**TASK REQUIREMENTS**:
Answer these questions about the account below:
1. What did the proprietary software read auth info from?
2. What did the lunch that the dad's partner brought include?
3. Which motion of the router was excruciatingly slow?

**SELECTION**:
And… the tour de force of the first day – I got it to talk to the parallel port dongle and got the proprietary software to load reading whatever auth info from the HASP. I knew a lot of things were going just right to have that happen.

Remember that fun visual error? It’s like… a failure to clear the video buffer or something? Looks like a win in windows solitaire. I tried to Google the name of this error, there isn’t one, apparently
My dad’s partner also had brought some really nice healthy lunch, looked sort of like a bento box with lox and veggies, amazing.
I also got it to talk to the router, kind of. At least… sort of. The router would move to the first position but when it went to drive the tool down the Z-axis, it would go…. excruciatingly slow. I tried a bunch of combinations of different ports, with DB9 adapter and without, onboard parallel and PCIe parallel, that kind of stuff. But wasn’t getting much further.
I don’t often get to shout “MOVE!” while physically at a workstation, so my dad was subject to many Nick Burns, Your Company’s computer guy jokes throughout the process. I’d try a configuration, then, not remembering all the pieces for what to do, my dad would jump in and start generating toolpaths or sending the job to the router. I noticed that one thing was weird with the job manager, it was like… The process we were using was different, it seemed like it wasn’t what my dad was doing. I knew something was different, what was it? It would haunt me for a week.

**DATASET ROWS**:
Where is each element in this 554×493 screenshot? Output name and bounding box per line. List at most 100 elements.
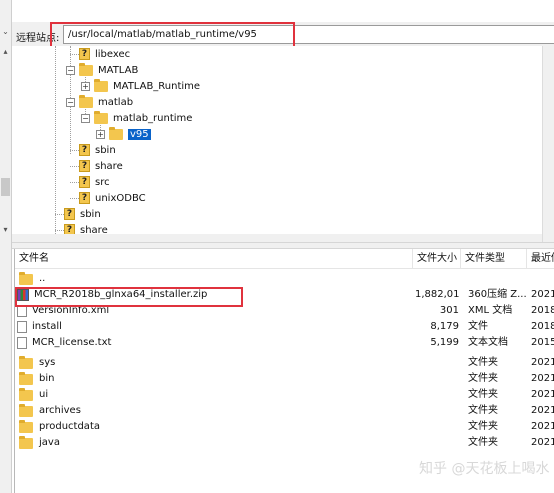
file-row[interactable]: ui 文件夹 2021: [15, 387, 554, 403]
file-name: productdata: [39, 421, 100, 432]
folder-icon: [19, 387, 33, 401]
file-row[interactable]: archives 文件夹 2021: [15, 403, 554, 419]
question-folder-icon: ?: [79, 160, 90, 172]
folder-icon: [19, 271, 33, 285]
tree-item-label-selected: v95: [128, 128, 151, 140]
file-modified: 2021: [531, 405, 554, 416]
folder-icon: [19, 355, 33, 369]
remote-site-label: 远程站点:: [16, 33, 60, 44]
file-type: 文件夹: [468, 389, 498, 400]
folder-icon: [94, 78, 108, 92]
file-type: 360压缩 Z...: [468, 289, 527, 300]
file-row[interactable]: productdata 文件夹 2021: [15, 419, 554, 435]
zip-archive-icon: [17, 289, 29, 301]
file-type: 文件: [468, 321, 488, 332]
tree-item[interactable]: ? sbin: [51, 206, 101, 222]
tree-item-label: matlab_runtime: [113, 112, 193, 124]
folder-icon: [19, 419, 33, 433]
file-name: MCR_license.txt: [32, 337, 112, 348]
collapse-icon[interactable]: −: [66, 65, 75, 75]
tree-item-label: libexec: [95, 48, 131, 60]
tree-item-label: MATLAB: [98, 64, 139, 76]
question-folder-icon: ?: [79, 176, 90, 188]
scroll-down-icon[interactable]: ▾: [0, 224, 11, 235]
file-size: [415, 371, 459, 387]
folder-icon: [94, 110, 108, 124]
document-icon: [17, 337, 27, 349]
file-modified: 2015: [531, 337, 554, 348]
local-pane-scrollbar-thumb[interactable]: [1, 178, 10, 196]
file-row[interactable]: MCR_license.txt 5,199 文本文档 2015: [15, 335, 554, 351]
question-folder-icon: ?: [79, 144, 90, 156]
file-modified: 2021: [531, 357, 554, 368]
expand-icon[interactable]: +: [81, 81, 90, 91]
file-size: [415, 419, 459, 435]
file-type: 文件夹: [468, 357, 498, 368]
question-folder-icon: ?: [64, 208, 75, 220]
file-name: archives: [39, 405, 81, 416]
ftp-client-window: ⌄ ▴ ▾ 远程站点: /usr/local/matlab/matlab_run…: [0, 0, 554, 493]
tree-vertical-scrollbar[interactable]: [542, 46, 554, 242]
scroll-up-icon[interactable]: ▴: [0, 46, 11, 57]
file-size: [415, 355, 459, 371]
file-row[interactable]: bin 文件夹 2021: [15, 371, 554, 387]
tree-item[interactable]: ? share: [66, 158, 123, 174]
chevron-down-icon[interactable]: ⌄: [0, 26, 11, 37]
file-modified: 2021: [531, 421, 554, 432]
tree-item-matlab-runtime[interactable]: − matlab_runtime: [81, 110, 192, 126]
document-icon: [17, 321, 27, 333]
tree-item-matlab-upper[interactable]: − MATLAB: [66, 62, 138, 78]
file-type: 文件夹: [468, 373, 498, 384]
file-modified: 2021: [531, 373, 554, 384]
tree-item[interactable]: ? src: [66, 174, 110, 190]
file-row[interactable]: install 8,179 文件 2018: [15, 319, 554, 335]
tree-item-v95[interactable]: + v95: [96, 126, 151, 142]
tree-item-matlab[interactable]: − matlab: [66, 94, 133, 110]
tree-item-label: share: [95, 160, 123, 172]
tree-item-label: matlab: [98, 96, 134, 108]
tree-item[interactable]: ? libexec: [66, 46, 130, 62]
file-row[interactable]: java 文件夹 2021: [15, 435, 554, 451]
file-name: ..: [39, 273, 46, 284]
tree-item-matlab-runtime-upper[interactable]: + MATLAB_Runtime: [81, 78, 200, 94]
file-row-installer-zip[interactable]: MCR_R2018b_glnxa64_installer.zip 1,882,0…: [15, 287, 554, 303]
folder-icon: [19, 403, 33, 417]
file-list-header: 文件名 文件大小 文件类型 最近修: [15, 249, 554, 269]
pane-splitter[interactable]: [12, 242, 554, 249]
file-size: 1,882,01...: [415, 289, 459, 300]
file-modified: 2021: [531, 437, 554, 448]
column-header-modified[interactable]: 最近修: [527, 249, 554, 269]
collapse-icon[interactable]: −: [66, 97, 75, 107]
file-name: sys: [39, 357, 56, 368]
column-header-type[interactable]: 文件类型: [461, 249, 527, 269]
file-size: 8,179: [430, 321, 459, 332]
remote-file-list: 文件名 文件大小 文件类型 最近修 .. MCR_R2018b_glnxa64_…: [14, 249, 554, 493]
collapse-icon[interactable]: −: [81, 113, 90, 123]
column-header-size[interactable]: 文件大小: [413, 249, 461, 269]
tree-horizontal-scrollbar[interactable]: [12, 234, 542, 242]
local-pane-edge: ⌄ ▴ ▾: [0, 0, 12, 493]
column-header-name[interactable]: 文件名: [15, 249, 413, 269]
folder-icon: [19, 435, 33, 449]
file-row[interactable]: VersionInfo.xml 301 XML 文档 2018: [15, 303, 554, 319]
file-row[interactable]: sys 文件夹 2021: [15, 355, 554, 371]
tree-item-label: MATLAB_Runtime: [113, 80, 201, 92]
tree-item-label: sbin: [95, 144, 116, 156]
file-name: bin: [39, 373, 55, 384]
remote-directory-tree: ? libexec − MATLAB + MATLAB_Runtime − ma…: [12, 46, 542, 242]
file-modified: 2018: [531, 305, 554, 316]
file-row-parent[interactable]: ..: [15, 271, 554, 287]
tree-item[interactable]: ? sbin: [66, 142, 116, 158]
folder-icon: [79, 94, 93, 108]
expand-icon[interactable]: +: [96, 129, 105, 139]
file-size: 5,199: [430, 337, 459, 348]
file-modified: 2021: [531, 289, 554, 300]
remote-site-path-input[interactable]: /usr/local/matlab/matlab_runtime/v95: [63, 25, 554, 44]
watermark-text: 知乎 @天花板上喝水: [419, 461, 550, 477]
file-type: [466, 271, 528, 287]
file-type: 文件夹: [468, 437, 498, 448]
file-name: VersionInfo.xml: [32, 305, 110, 316]
file-type: 文件夹: [468, 405, 498, 416]
tree-item[interactable]: ? unixODBC: [66, 190, 146, 206]
document-icon: [17, 305, 27, 317]
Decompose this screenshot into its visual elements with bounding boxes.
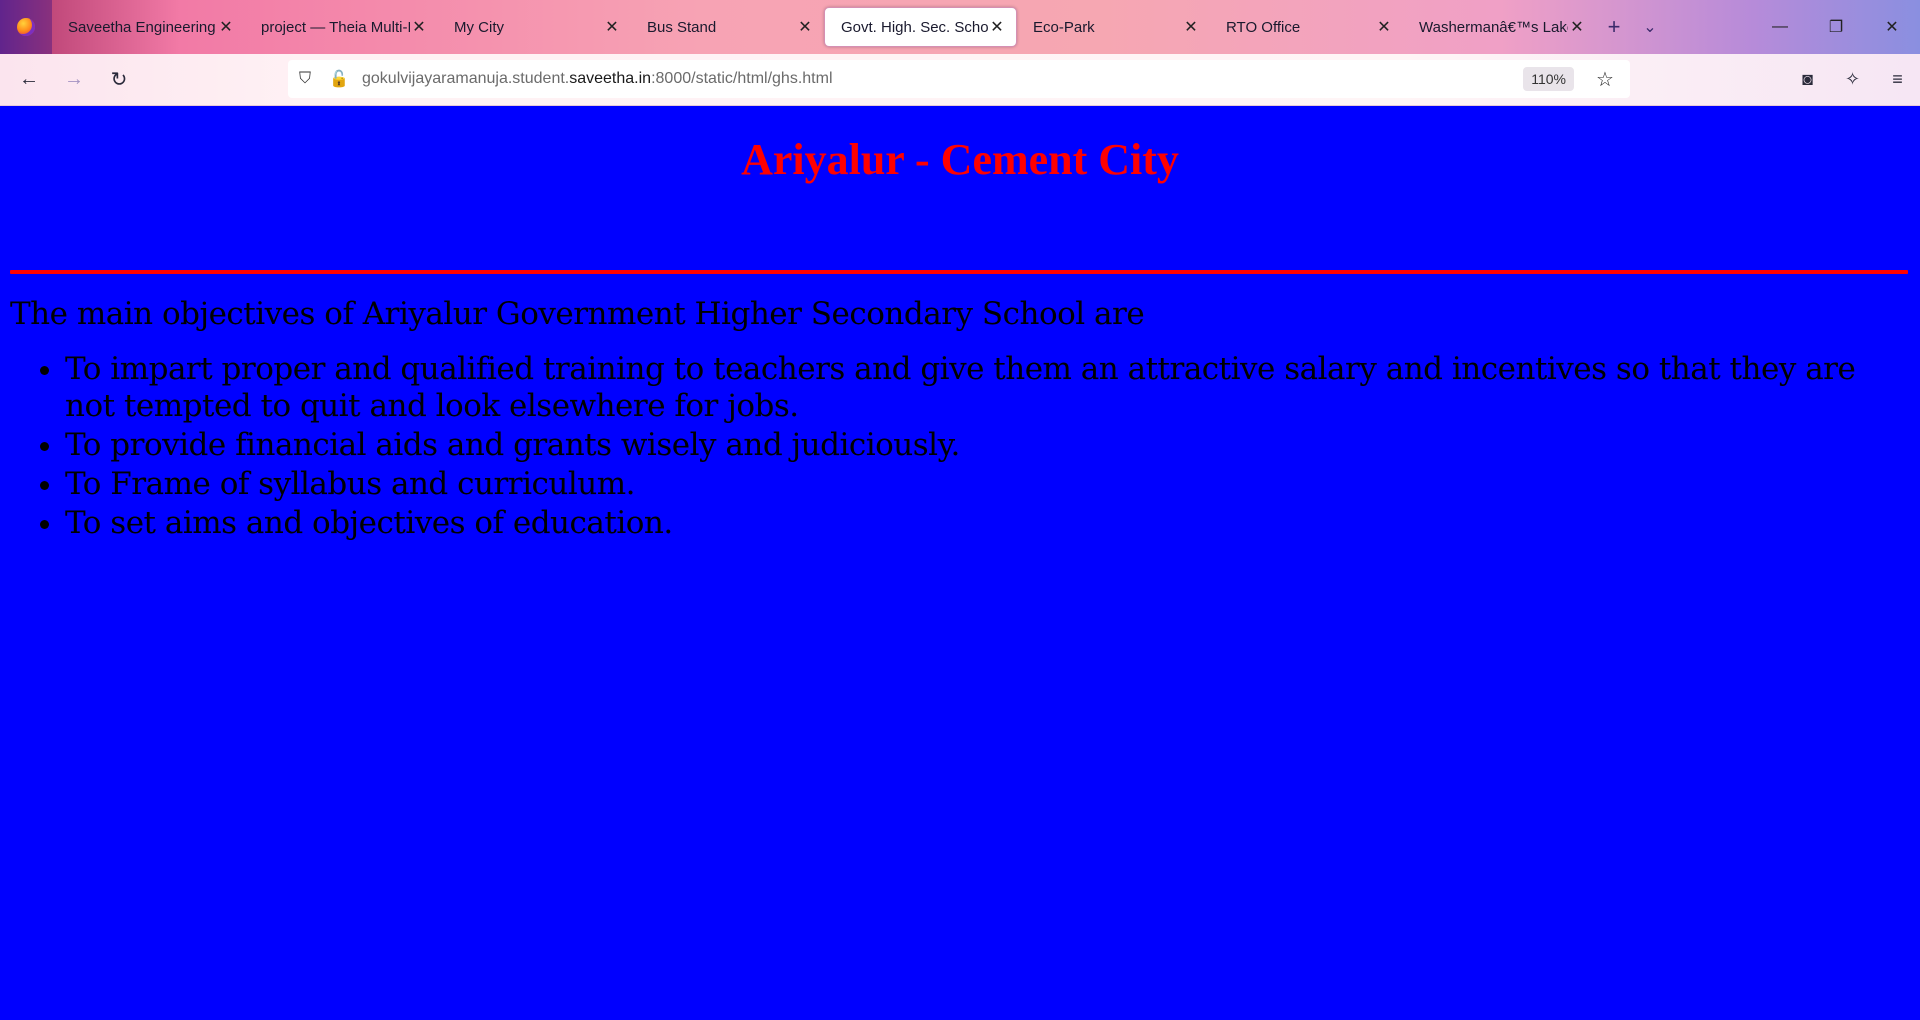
close-icon[interactable]: ✕ bbox=[603, 17, 621, 37]
tab-title: Bus Stand bbox=[647, 18, 717, 36]
close-window-icon[interactable]: ✕ bbox=[1864, 0, 1920, 54]
tab-bus-stand[interactable]: Bus Stand ✕ bbox=[631, 7, 824, 47]
close-icon[interactable]: ✕ bbox=[1375, 17, 1393, 37]
list-tabs-chevron-down-icon[interactable]: ⌄ bbox=[1632, 9, 1668, 45]
minimize-icon[interactable]: — bbox=[1752, 0, 1808, 54]
page-title: Ariyalur - Cement City bbox=[741, 135, 1179, 184]
url-domain: saveetha.in bbox=[569, 70, 652, 87]
toolbar-right-buttons: ◙ ✧ ≡ bbox=[1785, 62, 1920, 96]
horizontal-rule bbox=[10, 270, 1908, 274]
list-item: To impart proper and qualified training … bbox=[65, 351, 1905, 425]
close-icon[interactable]: ✕ bbox=[217, 17, 235, 37]
forward-arrow-icon[interactable]: → bbox=[57, 62, 91, 96]
close-icon[interactable]: ✕ bbox=[1568, 17, 1586, 37]
tab-title: project — Theia Multi-Language bbox=[261, 18, 410, 36]
tab-bar: Saveetha Engineering College ✕ project —… bbox=[0, 0, 1920, 54]
tab-title: My City bbox=[454, 18, 504, 36]
url-text[interactable]: gokulvijayaramanuja.student.saveetha.in:… bbox=[362, 70, 833, 88]
intro-text: The main objectives of Ariyalur Governme… bbox=[10, 296, 1145, 332]
close-icon[interactable]: ✕ bbox=[410, 17, 428, 37]
list-item: To Frame of syllabus and curriculum. bbox=[65, 466, 1905, 503]
tab-saveetha[interactable]: Saveetha Engineering College ✕ bbox=[52, 7, 245, 47]
insecure-lock-icon[interactable]: 🔓 bbox=[322, 62, 356, 96]
extensions-icon[interactable]: ✧ bbox=[1830, 62, 1875, 96]
reload-icon[interactable]: ↻ bbox=[102, 62, 136, 96]
tab-govt-school[interactable]: Govt. High. Sec. School ✕ bbox=[824, 7, 1017, 47]
close-icon[interactable]: ✕ bbox=[1182, 17, 1200, 37]
page-content: Ariyalur - Cement City The main objectiv… bbox=[0, 106, 1920, 1020]
url-suffix: :8000/static/html/ghs.html bbox=[651, 70, 833, 87]
objectives-list: To impart proper and qualified training … bbox=[24, 351, 1905, 544]
close-icon[interactable]: ✕ bbox=[988, 17, 1006, 37]
close-icon[interactable]: ✕ bbox=[796, 17, 814, 37]
pocket-icon[interactable]: ◙ bbox=[1785, 62, 1830, 96]
hamburger-menu-icon[interactable]: ≡ bbox=[1875, 62, 1920, 96]
address-bar[interactable]: ⛉ 🔓 gokulvijayaramanuja.student.saveetha… bbox=[288, 60, 1630, 98]
star-icon[interactable]: ☆ bbox=[1588, 62, 1622, 96]
tab-rto-office[interactable]: RTO Office ✕ bbox=[1210, 7, 1403, 47]
tab-title: Washermanâ€™s Lake bbox=[1419, 18, 1568, 36]
firefox-logo-icon[interactable] bbox=[0, 0, 52, 54]
new-tab-plus-icon[interactable]: + bbox=[1596, 9, 1632, 45]
url-prefix: gokulvijayaramanuja.student. bbox=[362, 70, 570, 87]
tab-washermans-lake[interactable]: Washermanâ€™s Lake ✕ bbox=[1403, 7, 1596, 47]
tab-eco-park[interactable]: Eco-Park ✕ bbox=[1017, 7, 1210, 47]
tab-title: Saveetha Engineering College bbox=[68, 18, 217, 36]
navigation-toolbar: ← → ↻ ⛉ 🔓 gokulvijayaramanuja.student.sa… bbox=[0, 54, 1920, 106]
window-controls: — ❐ ✕ bbox=[1752, 0, 1920, 54]
restore-icon[interactable]: ❐ bbox=[1808, 0, 1864, 54]
tab-title: RTO Office bbox=[1226, 18, 1301, 36]
list-item: To provide financial aids and grants wis… bbox=[65, 427, 1905, 464]
tab-title: Govt. High. Sec. School bbox=[841, 18, 988, 36]
tab-title: Eco-Park bbox=[1033, 18, 1095, 36]
tracking-protection-icon[interactable]: ⛉ bbox=[288, 62, 322, 96]
tab-project-theia[interactable]: project — Theia Multi-Language ✕ bbox=[245, 7, 438, 47]
zoom-level-badge[interactable]: 110% bbox=[1523, 67, 1574, 91]
list-item: To set aims and objectives of education. bbox=[65, 505, 1905, 542]
back-arrow-icon[interactable]: ← bbox=[12, 62, 46, 96]
tab-my-city[interactable]: My City ✕ bbox=[438, 7, 631, 47]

**REPLY TO THE EXERCISE**:
1. The HASP, the parallel port dongle.
2. Lox and veggies.
3. Driving the tool down the Z-axis.